● **Set problem**
Go over the listing below line by line and tally those containing "Users". Give only the tally.

● **Input**
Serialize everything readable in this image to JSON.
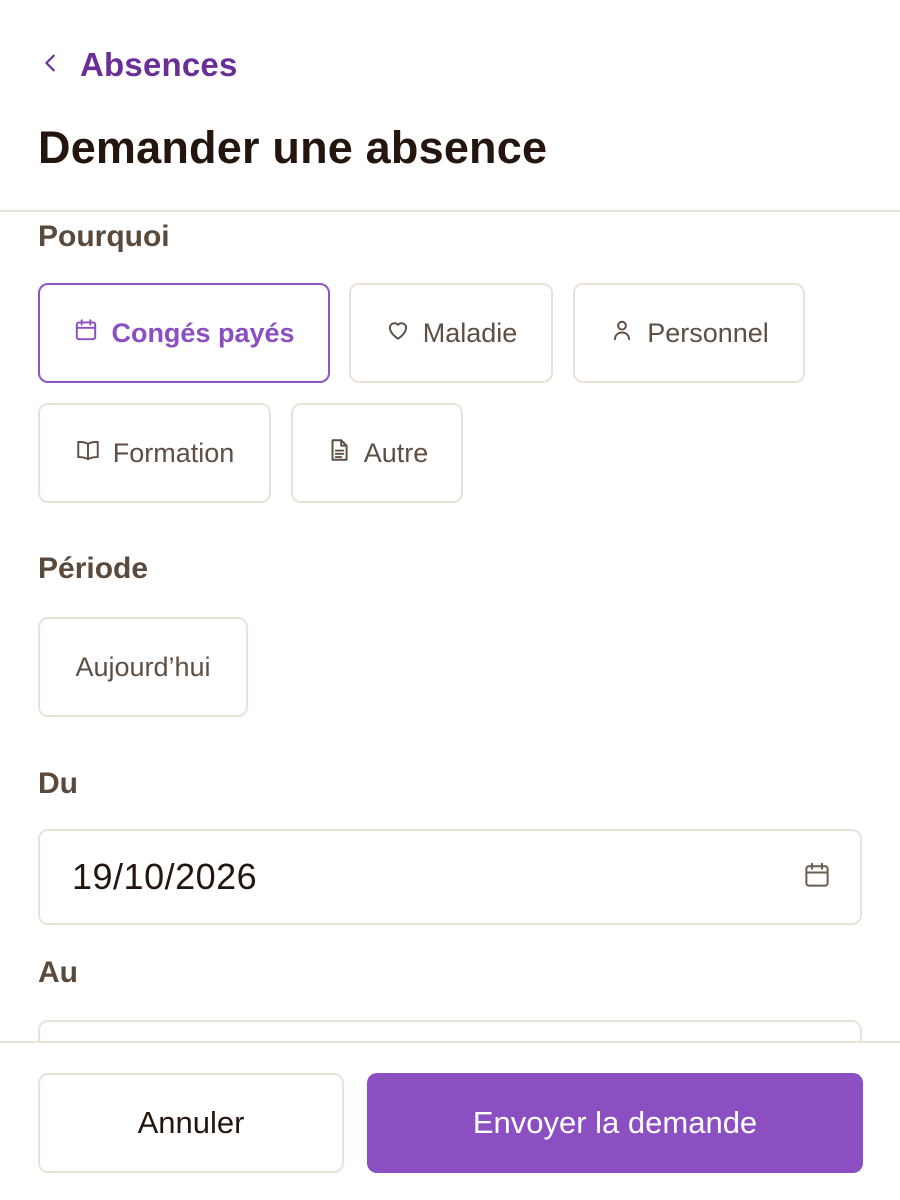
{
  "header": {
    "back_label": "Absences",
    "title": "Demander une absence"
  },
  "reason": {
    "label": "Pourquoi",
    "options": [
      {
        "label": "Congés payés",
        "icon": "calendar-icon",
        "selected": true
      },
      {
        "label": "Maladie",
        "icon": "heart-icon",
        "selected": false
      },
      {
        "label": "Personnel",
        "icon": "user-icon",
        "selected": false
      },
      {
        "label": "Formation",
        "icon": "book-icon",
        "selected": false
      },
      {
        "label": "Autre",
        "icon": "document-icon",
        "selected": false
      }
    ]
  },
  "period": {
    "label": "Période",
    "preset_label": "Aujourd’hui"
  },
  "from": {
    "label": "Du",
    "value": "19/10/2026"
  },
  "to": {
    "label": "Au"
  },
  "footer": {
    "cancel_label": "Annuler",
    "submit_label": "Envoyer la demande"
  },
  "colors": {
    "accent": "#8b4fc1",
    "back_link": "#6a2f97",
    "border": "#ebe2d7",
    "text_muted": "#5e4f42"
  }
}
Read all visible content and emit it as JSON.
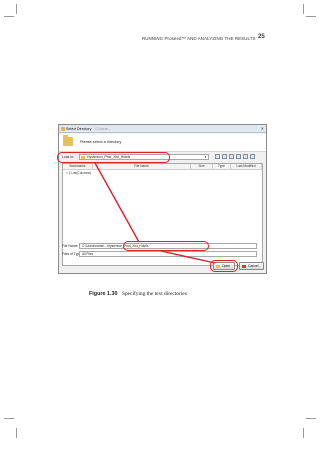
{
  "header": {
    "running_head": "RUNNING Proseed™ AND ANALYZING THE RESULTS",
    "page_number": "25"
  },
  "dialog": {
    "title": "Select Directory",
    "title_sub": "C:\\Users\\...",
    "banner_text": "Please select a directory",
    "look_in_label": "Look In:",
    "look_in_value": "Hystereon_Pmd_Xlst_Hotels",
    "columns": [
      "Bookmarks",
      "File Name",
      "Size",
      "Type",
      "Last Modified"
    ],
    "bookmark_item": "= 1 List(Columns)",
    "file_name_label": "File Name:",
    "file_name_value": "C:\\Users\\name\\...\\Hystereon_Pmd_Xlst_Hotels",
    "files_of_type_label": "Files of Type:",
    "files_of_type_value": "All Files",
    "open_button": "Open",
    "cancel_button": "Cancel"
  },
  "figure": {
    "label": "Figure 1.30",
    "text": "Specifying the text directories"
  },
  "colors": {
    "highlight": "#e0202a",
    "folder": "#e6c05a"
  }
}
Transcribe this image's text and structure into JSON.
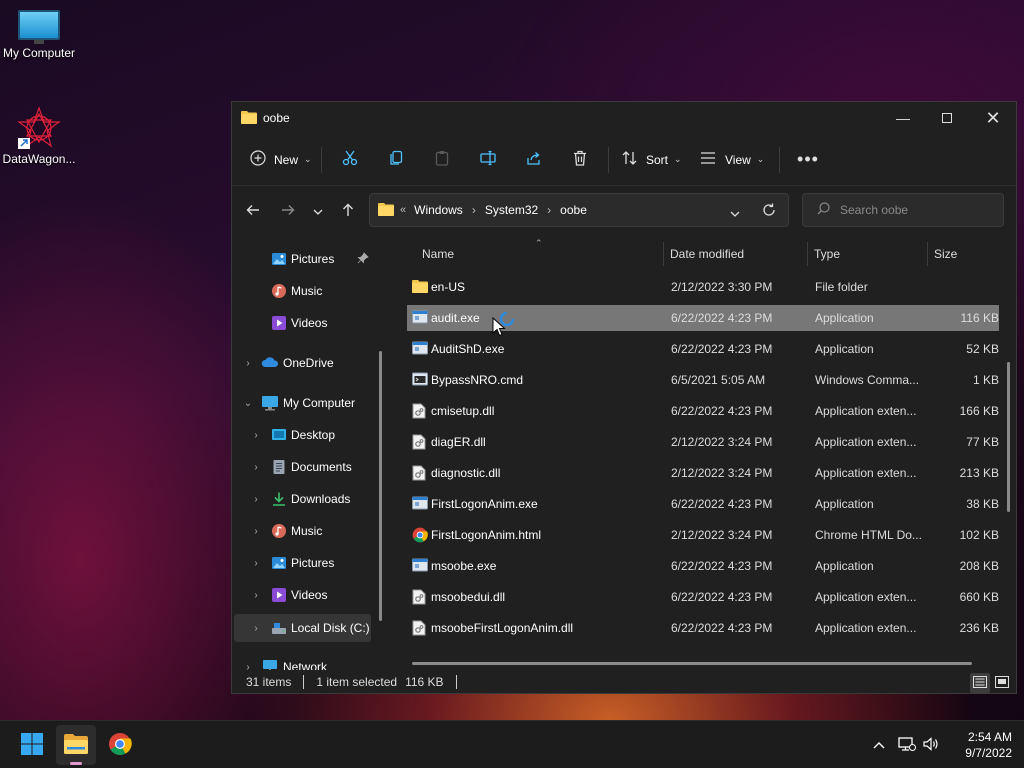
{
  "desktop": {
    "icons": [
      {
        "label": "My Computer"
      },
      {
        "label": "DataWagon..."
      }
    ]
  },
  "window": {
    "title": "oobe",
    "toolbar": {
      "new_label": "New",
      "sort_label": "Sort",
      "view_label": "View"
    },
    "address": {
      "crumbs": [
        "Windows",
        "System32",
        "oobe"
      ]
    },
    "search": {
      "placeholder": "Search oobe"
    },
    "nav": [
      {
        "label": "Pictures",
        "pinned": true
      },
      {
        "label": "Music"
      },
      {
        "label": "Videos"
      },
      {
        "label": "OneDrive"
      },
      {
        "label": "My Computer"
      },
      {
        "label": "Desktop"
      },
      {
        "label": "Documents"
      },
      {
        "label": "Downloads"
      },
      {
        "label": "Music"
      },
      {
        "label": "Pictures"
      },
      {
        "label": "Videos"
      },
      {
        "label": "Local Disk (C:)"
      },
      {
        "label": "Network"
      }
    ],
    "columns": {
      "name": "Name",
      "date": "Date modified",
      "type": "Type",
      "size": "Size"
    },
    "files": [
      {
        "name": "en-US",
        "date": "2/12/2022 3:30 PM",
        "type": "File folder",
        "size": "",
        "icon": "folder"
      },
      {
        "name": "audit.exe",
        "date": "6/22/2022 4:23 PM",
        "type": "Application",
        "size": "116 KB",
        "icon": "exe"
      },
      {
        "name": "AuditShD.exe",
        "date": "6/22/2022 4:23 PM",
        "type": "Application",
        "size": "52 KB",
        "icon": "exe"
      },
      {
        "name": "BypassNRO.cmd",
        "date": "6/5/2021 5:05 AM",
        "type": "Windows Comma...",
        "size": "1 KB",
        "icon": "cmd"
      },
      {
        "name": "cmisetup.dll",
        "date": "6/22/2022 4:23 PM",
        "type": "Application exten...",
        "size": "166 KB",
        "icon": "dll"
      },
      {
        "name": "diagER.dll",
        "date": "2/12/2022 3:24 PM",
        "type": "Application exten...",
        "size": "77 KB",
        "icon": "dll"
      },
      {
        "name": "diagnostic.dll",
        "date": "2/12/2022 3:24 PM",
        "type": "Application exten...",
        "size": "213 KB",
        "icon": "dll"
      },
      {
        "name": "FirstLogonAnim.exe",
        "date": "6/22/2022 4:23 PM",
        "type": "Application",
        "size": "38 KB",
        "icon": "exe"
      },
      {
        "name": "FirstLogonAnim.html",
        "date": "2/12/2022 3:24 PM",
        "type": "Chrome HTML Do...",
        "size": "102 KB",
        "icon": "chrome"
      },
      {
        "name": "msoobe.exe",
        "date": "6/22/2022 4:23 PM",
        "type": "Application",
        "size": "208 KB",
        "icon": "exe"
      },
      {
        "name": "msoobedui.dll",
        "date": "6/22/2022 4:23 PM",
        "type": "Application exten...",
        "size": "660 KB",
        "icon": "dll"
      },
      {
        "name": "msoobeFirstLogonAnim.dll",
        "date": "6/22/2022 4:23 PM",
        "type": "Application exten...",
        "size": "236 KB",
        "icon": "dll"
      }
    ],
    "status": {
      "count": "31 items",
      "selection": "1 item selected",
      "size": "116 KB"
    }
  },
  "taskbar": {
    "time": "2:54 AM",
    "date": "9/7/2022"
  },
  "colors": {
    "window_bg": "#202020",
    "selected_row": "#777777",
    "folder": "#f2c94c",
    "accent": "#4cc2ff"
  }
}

* * *

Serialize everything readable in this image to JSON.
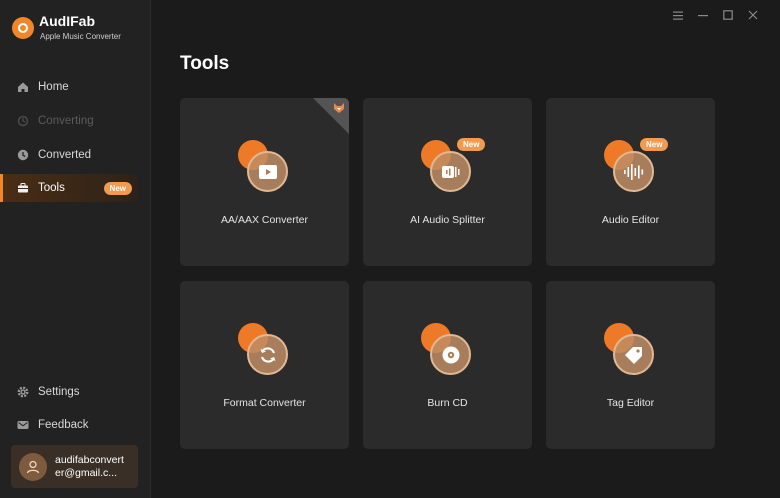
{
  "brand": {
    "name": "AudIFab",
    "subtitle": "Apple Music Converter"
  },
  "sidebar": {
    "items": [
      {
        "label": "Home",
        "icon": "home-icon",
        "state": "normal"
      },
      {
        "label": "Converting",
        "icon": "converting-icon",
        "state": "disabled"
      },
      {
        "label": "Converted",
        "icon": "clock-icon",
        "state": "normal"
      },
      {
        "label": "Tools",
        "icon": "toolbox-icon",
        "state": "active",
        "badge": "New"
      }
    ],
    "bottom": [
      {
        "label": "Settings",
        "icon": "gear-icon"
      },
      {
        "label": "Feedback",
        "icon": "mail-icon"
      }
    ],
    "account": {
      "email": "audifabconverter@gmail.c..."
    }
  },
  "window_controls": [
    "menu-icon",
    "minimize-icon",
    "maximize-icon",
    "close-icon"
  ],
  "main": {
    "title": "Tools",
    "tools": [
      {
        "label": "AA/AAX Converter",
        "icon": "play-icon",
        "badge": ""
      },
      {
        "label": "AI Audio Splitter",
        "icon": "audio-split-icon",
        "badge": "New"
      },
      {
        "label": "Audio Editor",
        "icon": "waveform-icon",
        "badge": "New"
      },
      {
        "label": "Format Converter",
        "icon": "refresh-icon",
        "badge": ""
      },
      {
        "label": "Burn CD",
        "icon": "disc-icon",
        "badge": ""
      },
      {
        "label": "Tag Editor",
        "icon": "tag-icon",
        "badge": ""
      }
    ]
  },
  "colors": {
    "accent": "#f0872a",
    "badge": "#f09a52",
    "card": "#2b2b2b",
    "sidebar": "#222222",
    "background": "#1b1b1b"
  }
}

* * *

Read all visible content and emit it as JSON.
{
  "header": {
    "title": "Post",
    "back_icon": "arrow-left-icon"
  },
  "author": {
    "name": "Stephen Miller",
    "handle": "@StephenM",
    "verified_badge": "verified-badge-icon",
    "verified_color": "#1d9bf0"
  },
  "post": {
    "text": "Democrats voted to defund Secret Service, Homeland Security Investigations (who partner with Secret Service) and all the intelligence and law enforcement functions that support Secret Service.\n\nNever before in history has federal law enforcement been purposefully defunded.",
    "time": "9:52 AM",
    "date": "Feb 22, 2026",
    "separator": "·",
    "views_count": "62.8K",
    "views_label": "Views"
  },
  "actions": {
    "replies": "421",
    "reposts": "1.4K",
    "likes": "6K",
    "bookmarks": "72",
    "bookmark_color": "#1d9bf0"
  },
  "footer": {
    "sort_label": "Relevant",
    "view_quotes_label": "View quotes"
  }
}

● **The result**
2